Items listed in a dataset

+-------+

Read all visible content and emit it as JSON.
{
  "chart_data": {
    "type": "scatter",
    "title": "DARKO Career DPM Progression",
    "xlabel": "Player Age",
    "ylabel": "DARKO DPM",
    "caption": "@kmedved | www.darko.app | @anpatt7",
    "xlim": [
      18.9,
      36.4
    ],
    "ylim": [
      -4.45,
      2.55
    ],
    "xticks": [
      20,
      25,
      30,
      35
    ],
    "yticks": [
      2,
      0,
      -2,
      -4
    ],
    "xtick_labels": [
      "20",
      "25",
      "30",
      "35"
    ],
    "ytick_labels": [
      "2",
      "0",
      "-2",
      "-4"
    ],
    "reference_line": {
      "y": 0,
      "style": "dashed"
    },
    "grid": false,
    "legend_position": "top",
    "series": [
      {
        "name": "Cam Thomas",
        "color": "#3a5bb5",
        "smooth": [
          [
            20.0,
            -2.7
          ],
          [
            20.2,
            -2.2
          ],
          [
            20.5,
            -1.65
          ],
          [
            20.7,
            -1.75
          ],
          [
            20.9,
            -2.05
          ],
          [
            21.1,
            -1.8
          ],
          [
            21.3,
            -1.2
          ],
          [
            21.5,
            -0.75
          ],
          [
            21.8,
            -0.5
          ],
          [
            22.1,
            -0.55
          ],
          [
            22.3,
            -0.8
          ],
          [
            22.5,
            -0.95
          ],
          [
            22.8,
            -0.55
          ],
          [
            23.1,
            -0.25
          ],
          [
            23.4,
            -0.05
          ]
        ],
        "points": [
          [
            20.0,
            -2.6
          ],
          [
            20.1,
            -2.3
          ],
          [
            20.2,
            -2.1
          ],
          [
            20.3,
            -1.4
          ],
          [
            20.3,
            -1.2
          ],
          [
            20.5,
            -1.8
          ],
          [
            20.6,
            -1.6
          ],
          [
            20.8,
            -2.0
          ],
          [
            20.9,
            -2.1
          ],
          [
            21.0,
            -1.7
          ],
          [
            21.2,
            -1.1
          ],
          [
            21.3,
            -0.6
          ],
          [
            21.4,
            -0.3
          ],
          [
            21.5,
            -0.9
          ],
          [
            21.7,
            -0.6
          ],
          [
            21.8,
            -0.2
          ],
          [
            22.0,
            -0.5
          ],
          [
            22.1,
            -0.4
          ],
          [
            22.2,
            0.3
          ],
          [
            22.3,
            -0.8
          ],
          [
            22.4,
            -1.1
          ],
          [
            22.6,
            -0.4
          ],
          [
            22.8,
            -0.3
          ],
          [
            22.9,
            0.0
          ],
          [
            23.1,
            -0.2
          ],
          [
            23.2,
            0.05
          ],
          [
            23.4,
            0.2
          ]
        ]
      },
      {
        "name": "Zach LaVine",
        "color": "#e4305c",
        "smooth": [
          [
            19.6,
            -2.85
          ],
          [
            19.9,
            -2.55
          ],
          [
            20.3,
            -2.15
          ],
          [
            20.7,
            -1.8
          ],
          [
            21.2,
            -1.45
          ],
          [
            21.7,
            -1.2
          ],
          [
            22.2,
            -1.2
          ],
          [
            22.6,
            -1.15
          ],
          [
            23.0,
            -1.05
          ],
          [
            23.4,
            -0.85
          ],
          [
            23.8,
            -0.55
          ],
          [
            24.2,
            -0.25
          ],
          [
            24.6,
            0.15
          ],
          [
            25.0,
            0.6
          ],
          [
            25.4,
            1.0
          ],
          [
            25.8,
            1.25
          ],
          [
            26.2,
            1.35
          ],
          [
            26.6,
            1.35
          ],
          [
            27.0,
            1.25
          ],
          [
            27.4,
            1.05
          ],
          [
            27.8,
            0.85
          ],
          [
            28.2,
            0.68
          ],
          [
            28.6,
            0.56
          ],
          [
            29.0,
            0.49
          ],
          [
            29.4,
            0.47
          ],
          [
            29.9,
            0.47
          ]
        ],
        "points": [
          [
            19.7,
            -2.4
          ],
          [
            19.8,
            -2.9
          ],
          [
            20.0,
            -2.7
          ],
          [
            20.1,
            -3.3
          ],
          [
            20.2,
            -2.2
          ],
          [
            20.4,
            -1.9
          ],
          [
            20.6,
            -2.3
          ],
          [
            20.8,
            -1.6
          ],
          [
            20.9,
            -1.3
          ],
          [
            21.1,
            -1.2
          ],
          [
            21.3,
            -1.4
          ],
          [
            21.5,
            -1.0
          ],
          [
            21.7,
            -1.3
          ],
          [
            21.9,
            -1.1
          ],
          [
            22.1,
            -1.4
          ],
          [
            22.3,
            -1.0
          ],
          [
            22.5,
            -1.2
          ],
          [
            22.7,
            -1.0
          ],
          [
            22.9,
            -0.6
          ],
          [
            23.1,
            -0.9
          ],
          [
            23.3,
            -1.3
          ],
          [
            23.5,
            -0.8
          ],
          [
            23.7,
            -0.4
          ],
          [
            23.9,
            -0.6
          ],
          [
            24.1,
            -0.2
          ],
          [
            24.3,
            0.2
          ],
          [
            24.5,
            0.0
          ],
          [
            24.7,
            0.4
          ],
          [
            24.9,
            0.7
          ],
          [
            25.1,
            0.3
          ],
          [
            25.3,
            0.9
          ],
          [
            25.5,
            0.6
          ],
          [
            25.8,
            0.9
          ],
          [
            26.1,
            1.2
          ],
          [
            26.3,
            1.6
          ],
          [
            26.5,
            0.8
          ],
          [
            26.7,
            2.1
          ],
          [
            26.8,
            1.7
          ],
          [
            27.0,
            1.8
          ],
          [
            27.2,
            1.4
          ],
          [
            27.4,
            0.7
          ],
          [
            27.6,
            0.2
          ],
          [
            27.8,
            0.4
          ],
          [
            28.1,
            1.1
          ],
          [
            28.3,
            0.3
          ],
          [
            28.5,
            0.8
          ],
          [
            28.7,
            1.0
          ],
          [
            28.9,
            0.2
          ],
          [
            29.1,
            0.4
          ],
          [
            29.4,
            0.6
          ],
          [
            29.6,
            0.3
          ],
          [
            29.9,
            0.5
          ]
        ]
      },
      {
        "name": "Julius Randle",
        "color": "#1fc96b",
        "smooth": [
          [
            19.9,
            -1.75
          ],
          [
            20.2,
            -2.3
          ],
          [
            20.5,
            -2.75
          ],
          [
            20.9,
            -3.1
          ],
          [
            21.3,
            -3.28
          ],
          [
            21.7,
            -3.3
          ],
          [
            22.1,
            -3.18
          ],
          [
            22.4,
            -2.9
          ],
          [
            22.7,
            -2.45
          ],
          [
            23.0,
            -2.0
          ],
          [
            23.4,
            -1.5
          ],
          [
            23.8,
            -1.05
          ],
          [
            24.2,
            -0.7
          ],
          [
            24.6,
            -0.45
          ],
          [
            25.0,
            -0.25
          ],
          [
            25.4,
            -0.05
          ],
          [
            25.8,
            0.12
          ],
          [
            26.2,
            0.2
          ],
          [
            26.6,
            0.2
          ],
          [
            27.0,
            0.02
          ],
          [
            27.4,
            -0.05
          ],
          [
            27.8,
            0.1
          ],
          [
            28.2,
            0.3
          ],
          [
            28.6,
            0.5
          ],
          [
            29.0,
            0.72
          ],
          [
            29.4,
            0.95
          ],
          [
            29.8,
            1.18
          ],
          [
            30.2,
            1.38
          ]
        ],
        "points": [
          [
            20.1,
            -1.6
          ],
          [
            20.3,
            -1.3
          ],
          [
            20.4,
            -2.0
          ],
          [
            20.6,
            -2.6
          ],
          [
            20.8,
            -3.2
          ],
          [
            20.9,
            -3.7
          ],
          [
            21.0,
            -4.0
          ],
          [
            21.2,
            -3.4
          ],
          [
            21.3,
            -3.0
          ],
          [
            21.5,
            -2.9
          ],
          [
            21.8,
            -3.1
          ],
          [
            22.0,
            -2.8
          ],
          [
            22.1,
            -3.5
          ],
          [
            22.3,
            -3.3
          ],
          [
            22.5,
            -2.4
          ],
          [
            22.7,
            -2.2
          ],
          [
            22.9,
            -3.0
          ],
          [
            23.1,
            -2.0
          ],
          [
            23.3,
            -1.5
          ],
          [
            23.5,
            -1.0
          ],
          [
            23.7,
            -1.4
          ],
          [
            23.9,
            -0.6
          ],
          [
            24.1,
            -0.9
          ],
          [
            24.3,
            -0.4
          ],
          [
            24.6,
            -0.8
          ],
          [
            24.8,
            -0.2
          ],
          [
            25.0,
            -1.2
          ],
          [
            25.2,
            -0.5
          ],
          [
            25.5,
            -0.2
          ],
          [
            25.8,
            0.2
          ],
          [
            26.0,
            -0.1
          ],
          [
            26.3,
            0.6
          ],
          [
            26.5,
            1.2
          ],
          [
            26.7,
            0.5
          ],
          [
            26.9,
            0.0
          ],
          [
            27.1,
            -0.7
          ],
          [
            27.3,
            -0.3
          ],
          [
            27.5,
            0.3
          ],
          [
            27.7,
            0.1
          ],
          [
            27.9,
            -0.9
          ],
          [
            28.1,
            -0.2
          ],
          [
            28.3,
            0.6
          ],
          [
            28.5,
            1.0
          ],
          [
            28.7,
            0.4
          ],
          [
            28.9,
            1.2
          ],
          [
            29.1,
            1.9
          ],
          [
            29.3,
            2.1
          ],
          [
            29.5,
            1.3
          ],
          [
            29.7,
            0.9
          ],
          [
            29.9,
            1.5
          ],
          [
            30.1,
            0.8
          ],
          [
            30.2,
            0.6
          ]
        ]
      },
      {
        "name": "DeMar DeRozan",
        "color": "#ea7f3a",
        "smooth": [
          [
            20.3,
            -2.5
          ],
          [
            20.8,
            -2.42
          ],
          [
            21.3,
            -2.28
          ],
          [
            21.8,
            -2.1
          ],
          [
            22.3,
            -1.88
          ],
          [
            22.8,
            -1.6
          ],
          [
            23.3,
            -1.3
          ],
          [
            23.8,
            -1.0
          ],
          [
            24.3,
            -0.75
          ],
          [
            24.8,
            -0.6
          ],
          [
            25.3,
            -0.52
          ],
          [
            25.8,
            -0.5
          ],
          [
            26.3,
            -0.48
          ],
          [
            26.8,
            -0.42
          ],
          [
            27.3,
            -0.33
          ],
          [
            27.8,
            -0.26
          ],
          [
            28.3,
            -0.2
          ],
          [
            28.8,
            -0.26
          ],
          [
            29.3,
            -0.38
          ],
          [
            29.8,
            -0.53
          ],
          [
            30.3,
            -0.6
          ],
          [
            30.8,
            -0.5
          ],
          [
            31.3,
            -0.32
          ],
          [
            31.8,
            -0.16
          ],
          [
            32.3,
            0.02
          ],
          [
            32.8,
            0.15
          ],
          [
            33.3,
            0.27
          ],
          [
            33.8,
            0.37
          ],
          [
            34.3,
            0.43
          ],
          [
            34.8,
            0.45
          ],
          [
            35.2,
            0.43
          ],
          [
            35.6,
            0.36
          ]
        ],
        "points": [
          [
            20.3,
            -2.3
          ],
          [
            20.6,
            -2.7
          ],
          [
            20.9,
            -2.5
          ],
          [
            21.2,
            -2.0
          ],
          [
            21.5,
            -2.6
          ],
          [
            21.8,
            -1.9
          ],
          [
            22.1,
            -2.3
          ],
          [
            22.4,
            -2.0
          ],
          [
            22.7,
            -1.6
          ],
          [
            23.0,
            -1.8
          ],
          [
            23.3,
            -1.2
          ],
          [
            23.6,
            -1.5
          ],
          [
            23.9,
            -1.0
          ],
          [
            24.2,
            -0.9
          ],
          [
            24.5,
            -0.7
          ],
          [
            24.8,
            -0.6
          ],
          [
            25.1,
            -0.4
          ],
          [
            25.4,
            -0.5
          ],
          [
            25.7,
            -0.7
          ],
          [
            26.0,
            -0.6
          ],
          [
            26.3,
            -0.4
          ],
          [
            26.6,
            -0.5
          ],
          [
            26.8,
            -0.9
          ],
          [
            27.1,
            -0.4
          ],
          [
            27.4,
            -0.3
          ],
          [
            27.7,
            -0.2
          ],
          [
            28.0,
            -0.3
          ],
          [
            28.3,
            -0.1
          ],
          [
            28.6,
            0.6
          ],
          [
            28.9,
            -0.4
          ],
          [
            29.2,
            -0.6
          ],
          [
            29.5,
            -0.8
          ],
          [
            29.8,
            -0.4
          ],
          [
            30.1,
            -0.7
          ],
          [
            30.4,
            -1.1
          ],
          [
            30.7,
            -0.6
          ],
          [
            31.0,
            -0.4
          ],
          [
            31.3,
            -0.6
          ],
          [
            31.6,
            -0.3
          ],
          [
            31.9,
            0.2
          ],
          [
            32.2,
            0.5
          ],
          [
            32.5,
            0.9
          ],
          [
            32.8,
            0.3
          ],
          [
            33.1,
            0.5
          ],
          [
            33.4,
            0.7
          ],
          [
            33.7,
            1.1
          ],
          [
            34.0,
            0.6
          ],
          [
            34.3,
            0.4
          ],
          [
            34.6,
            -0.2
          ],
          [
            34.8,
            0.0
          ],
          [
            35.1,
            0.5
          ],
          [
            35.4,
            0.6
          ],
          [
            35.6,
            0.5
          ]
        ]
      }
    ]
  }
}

+-------+

### Requirements
Read through the entries and copy every line that includes "color".

### Reply to the task
        "color": "#3a5bb5",
        "color": "#e4305c",
        "color": "#1fc96b",
        "color": "#ea7f3a",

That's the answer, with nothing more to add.